▸ Task
Transcribe the entire passage on sulfonamides and bilirubin in Gunn rats with every word and punctuation mark unchanged.

▸ Document extract
>>
Sulfonamides displace bilirubin from albumin binding, thereby promoting the net transfer of bilirubin into neural tissues. Administration of sulfonamides results in reversible abnormalities of brainstem auditory evoked potentials in Gunn rats. Under these conditions, focal bilirubin staining occurs in Purkinje cells of the cerebellum, hippocampus, and basal ganglia. Similar changes occur in human infants with fully developed kernicterus. A large number of Purkinje cells are affected in the cerebellum of Gunn rats at the age of 7 days; most of these cells degenerate and disappear between day 12 and day 30, resulting in cerebellar hypoplasia. The remaining Purkinje cells recover and persist into adult life. However, synapse formation among these Purkinje cells or with other neural cells may remain abnormal. Cerebellar mitochondria are enlarged and distorted in Gunn rats. Increased activities of the lysosomal enzymes arylsulfatase and cathepsin occur in the cerebellum of Gunn rats by the eighth day of life. Cerebellar cyclic GMP concentrations decrease progressively from day 15 to day 30, but cyclic AMP levels remain normal.
<<
Document layout detection data:
>>
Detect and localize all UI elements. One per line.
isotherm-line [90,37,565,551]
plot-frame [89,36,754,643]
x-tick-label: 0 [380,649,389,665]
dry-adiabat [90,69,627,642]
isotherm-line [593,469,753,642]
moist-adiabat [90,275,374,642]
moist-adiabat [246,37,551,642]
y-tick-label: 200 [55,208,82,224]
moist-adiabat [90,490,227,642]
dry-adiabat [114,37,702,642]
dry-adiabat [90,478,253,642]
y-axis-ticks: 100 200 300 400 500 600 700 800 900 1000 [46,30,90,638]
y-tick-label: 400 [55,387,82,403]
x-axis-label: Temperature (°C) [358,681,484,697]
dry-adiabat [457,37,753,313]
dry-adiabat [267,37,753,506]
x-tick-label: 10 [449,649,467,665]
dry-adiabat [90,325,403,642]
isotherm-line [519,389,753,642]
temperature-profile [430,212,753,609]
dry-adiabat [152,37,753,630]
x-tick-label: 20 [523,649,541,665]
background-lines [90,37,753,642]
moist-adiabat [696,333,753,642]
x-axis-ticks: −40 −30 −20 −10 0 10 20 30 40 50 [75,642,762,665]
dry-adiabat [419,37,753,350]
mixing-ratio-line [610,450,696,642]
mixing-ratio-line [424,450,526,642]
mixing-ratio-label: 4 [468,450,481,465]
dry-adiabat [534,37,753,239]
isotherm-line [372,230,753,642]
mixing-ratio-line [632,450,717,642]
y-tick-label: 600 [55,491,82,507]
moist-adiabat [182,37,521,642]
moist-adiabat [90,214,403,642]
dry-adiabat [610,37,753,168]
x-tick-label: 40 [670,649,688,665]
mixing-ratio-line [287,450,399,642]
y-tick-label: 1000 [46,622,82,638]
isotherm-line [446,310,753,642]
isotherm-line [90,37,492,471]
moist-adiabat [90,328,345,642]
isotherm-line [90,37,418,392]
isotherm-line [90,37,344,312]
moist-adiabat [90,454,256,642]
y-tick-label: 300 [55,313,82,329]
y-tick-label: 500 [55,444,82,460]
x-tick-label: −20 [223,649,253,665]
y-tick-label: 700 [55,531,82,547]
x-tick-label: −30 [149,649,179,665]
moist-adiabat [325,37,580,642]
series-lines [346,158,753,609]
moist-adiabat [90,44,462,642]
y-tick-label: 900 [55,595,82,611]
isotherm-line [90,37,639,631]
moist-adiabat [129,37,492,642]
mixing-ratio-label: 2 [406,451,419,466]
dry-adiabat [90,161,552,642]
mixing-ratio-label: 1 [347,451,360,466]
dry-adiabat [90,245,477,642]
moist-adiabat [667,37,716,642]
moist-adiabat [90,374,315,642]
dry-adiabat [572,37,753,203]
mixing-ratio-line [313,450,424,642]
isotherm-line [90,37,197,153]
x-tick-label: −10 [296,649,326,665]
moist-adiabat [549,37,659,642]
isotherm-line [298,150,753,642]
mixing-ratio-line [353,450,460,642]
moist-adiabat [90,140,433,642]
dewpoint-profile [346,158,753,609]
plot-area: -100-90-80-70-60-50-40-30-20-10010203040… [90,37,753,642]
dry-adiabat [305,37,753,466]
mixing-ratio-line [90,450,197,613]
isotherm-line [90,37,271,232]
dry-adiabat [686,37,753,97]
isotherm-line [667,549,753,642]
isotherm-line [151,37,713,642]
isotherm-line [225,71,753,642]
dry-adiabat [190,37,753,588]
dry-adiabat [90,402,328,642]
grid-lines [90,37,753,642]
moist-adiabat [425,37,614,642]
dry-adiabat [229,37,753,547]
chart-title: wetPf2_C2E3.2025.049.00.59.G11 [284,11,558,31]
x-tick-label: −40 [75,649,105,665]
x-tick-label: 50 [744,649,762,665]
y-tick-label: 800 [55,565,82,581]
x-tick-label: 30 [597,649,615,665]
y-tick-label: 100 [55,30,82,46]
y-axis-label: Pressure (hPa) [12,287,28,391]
<<
▸ Result for this task
Sulfonamides displace bilirubin from albumin binding, thereby promoting the net transfer of bilirubin into neural tissues. Administration of sulfonamides results in reversible abnormalities of brainstem auditory evoked potentials in Gunn rats. Under these conditions, focal bilirubin staining occurs in Purkinje cells of the cerebellum, hippocampus, and basal ganglia. Similar changes occur in human infants with fully developed kernicterus. A large number of Purkinje cells are affected in the cerebellum of Gunn rats at the age of 7 days; most of these cells degenerate and disappear between day 12 and day 30, resulting in cerebellar hypoplasia. The remaining Purkinje cells recover and persist into adult life. However, synapse formation among these Purkinje cells or with other neural cells may remain abnormal. Cerebellar mitochondria are enlarged and distorted in Gunn rats. Increased activities of the lysosomal enzymes arylsulfatase and cathepsin occur in the cerebellum of Gunn rats by the eighth day of life. Cerebellar cyclic GMP concentrations decrease progressively from day 15 to day 30, but cyclic AMP levels remain normal.